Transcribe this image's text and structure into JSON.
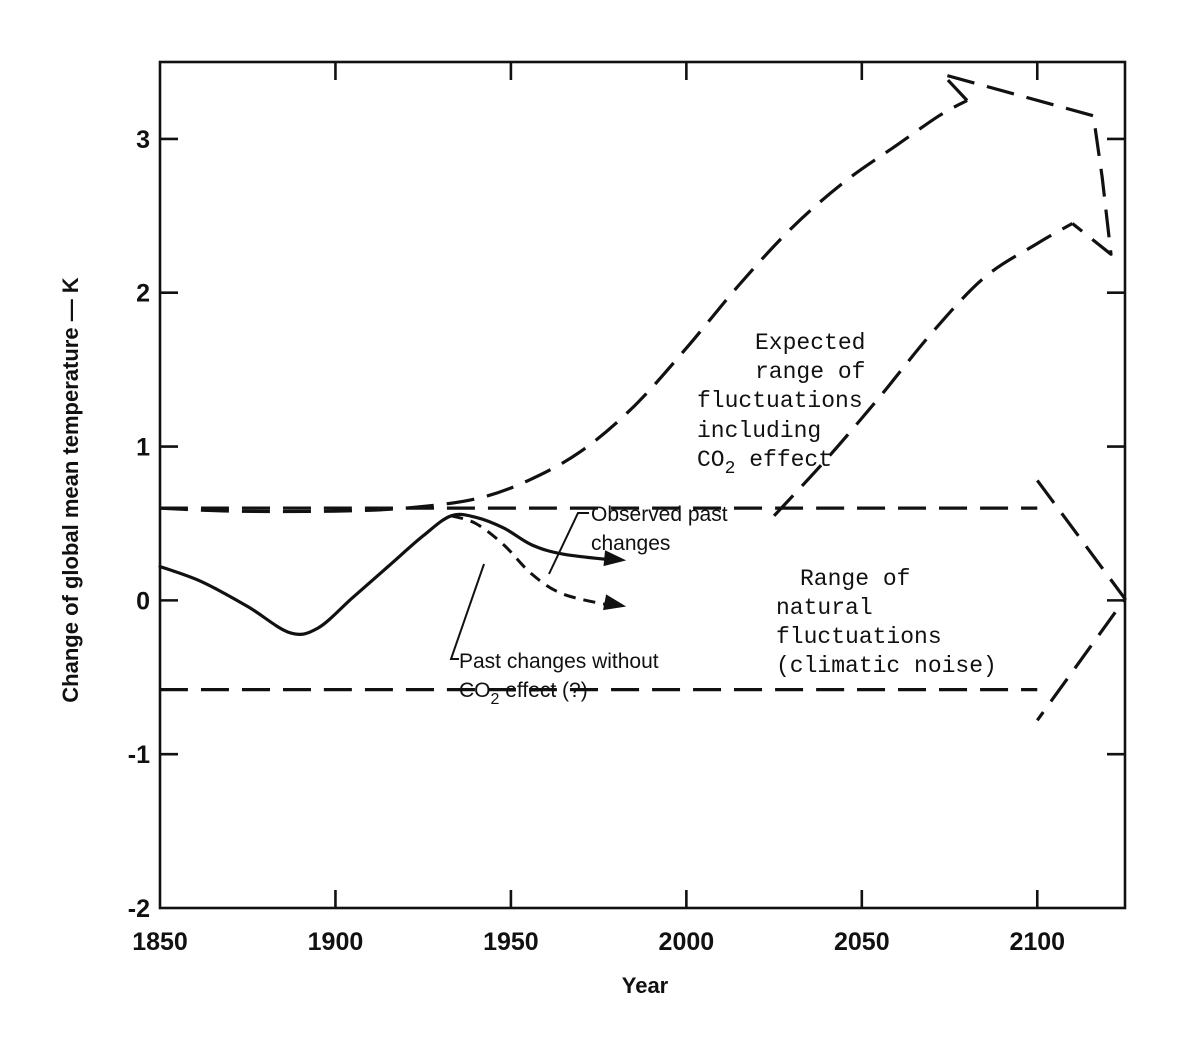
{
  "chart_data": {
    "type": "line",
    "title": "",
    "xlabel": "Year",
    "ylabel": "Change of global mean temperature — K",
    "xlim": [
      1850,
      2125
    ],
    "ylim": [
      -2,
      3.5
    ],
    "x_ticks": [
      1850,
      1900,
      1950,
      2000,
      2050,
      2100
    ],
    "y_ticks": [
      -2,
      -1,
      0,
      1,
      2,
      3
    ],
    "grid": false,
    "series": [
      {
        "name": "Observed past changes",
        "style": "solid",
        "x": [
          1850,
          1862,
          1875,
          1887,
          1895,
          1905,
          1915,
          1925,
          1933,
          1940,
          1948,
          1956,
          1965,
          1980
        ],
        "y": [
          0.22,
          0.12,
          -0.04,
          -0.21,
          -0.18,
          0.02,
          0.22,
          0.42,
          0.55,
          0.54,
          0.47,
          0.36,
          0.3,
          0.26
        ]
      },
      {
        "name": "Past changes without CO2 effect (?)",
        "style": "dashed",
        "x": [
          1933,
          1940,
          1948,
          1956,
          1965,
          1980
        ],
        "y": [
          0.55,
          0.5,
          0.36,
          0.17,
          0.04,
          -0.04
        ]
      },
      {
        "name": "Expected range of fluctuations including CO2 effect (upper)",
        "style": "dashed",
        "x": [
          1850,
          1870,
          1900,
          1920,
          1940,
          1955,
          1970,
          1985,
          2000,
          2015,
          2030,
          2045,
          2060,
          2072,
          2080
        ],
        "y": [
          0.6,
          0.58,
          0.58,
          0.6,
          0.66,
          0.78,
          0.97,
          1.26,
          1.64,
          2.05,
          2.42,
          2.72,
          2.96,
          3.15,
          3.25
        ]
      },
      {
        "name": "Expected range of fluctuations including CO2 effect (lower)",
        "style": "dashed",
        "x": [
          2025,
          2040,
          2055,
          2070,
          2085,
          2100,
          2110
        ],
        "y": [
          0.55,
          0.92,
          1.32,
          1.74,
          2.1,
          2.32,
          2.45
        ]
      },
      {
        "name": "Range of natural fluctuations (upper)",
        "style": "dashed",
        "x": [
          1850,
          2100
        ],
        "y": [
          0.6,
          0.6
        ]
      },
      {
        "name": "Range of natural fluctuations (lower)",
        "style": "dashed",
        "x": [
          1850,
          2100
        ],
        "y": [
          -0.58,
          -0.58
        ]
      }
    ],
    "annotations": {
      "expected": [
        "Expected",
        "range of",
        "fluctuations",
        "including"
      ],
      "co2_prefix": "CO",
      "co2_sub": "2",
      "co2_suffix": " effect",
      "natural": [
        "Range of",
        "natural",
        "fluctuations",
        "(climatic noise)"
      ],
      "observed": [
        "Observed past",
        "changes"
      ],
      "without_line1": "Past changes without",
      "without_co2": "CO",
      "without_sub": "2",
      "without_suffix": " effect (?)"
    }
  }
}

## WORK TO BE COMPLETED:
Extract every line from the records above that contains the word "name".

## TASK OUTPUT:
        "name": "Observed past changes",
        "name": "Past changes without CO2 effect (?)",
        "name": "Expected range of fluctuations including CO2 effect (upper)",
        "name": "Expected range of fluctuations including CO2 effect (lower)",
        "name": "Range of natural fluctuations (upper)",
        "name": "Range of natural fluctuations (lower)",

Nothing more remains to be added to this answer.